Set exercise: Pick out all lines with the word "Energy" from the records that follow.

Exercise material:

──────────────────────────────

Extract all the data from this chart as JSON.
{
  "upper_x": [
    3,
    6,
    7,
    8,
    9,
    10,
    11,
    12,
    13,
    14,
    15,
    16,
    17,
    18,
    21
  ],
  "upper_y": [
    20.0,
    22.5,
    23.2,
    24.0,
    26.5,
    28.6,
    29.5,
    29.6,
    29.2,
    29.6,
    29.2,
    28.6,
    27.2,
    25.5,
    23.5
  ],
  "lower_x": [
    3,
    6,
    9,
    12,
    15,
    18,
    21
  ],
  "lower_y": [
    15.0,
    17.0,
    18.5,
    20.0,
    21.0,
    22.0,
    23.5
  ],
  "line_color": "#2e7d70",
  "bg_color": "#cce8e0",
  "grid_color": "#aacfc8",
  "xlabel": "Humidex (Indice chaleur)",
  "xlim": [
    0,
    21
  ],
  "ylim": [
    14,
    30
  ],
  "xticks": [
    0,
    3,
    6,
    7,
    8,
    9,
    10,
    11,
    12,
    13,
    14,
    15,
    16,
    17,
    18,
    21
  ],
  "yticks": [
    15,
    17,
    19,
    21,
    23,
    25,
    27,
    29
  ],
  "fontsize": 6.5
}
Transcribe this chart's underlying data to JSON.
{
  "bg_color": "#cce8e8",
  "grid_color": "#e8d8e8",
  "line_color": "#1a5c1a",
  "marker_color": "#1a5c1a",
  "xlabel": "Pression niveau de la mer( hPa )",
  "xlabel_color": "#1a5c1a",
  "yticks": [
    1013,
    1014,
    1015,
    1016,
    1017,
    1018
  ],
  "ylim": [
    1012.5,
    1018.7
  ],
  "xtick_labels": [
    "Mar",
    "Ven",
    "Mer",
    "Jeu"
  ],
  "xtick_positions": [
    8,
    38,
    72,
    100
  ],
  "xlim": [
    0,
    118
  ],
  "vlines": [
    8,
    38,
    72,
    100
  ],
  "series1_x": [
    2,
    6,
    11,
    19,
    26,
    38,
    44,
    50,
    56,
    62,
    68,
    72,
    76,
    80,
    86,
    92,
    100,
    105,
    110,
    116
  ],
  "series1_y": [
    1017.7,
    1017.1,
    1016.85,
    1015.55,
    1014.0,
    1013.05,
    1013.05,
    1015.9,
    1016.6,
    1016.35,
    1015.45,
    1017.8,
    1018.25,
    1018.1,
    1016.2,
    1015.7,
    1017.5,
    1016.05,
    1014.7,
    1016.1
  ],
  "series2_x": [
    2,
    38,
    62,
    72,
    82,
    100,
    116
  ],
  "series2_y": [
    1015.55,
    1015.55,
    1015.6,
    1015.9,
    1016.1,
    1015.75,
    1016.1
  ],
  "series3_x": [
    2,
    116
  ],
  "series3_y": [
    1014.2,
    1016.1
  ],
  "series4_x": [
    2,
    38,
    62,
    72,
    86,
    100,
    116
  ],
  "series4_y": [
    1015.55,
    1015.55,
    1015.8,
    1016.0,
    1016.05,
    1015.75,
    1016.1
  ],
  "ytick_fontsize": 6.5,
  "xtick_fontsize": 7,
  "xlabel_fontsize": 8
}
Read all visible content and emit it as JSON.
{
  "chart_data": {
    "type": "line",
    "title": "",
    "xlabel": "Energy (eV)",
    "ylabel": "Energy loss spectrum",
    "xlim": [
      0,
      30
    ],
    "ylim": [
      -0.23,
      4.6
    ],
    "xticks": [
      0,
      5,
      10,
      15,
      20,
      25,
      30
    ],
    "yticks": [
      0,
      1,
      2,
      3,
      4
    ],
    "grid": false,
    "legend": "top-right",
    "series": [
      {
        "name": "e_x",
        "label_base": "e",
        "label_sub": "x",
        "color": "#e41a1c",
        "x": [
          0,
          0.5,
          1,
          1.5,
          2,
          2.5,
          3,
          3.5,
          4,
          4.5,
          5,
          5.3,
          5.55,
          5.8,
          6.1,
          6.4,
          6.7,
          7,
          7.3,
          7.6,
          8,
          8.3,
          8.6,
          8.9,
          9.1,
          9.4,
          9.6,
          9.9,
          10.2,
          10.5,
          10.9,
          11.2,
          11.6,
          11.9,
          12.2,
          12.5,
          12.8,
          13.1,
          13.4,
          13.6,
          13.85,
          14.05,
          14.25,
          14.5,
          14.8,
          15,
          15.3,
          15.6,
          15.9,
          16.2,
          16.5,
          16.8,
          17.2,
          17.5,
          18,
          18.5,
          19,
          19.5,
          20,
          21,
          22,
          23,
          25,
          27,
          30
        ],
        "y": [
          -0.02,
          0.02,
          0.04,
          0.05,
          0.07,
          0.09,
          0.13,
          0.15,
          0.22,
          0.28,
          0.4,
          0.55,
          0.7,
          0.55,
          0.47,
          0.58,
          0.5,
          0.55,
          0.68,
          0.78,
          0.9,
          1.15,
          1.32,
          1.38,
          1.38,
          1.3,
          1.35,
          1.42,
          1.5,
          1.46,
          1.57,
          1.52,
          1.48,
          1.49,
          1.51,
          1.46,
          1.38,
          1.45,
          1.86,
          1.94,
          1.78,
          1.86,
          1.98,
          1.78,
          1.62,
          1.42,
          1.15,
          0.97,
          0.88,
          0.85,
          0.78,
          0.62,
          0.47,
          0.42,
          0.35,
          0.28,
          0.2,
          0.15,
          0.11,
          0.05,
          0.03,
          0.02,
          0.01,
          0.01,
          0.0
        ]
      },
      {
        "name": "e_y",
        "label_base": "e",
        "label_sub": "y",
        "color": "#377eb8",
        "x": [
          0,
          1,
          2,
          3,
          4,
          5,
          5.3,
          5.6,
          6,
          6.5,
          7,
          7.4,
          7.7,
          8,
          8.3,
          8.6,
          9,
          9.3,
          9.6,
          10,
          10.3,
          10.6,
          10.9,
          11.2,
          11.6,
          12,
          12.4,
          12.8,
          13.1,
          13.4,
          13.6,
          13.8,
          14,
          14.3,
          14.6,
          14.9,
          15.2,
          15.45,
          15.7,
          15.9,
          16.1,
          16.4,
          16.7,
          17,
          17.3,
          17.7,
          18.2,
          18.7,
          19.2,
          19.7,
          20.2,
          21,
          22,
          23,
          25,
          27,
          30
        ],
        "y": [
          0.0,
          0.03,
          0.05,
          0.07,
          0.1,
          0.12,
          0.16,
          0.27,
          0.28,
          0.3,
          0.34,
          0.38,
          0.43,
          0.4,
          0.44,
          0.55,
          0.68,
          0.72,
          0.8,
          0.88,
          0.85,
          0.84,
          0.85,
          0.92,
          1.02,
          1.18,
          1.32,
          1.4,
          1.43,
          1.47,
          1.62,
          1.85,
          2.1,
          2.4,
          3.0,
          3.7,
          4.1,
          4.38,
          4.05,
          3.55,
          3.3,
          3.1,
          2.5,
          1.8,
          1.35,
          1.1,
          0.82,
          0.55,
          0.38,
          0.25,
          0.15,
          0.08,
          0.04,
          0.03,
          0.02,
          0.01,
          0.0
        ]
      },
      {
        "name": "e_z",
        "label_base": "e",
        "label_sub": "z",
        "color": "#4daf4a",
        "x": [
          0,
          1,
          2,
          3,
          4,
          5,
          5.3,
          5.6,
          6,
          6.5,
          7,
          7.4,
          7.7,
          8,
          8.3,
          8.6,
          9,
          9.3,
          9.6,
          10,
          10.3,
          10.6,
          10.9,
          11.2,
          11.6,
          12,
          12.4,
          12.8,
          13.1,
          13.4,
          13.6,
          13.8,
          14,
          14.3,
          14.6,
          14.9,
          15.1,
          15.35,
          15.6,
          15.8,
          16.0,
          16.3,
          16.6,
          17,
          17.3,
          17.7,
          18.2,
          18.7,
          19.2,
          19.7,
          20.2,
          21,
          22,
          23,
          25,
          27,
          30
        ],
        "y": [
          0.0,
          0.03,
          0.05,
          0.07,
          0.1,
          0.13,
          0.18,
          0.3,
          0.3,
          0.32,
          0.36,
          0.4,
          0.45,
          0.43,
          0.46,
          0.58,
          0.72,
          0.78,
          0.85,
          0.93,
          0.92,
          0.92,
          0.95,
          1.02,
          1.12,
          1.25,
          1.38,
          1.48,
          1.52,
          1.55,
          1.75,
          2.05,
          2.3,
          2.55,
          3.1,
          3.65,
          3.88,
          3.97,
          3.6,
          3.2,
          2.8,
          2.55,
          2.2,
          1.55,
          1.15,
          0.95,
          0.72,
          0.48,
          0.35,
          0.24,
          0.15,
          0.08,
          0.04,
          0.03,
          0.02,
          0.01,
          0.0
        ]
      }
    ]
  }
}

──────────────────────────────

Written answer:
    "xlabel": "Energy (eV)",
    "ylabel": "Energy loss spectrum",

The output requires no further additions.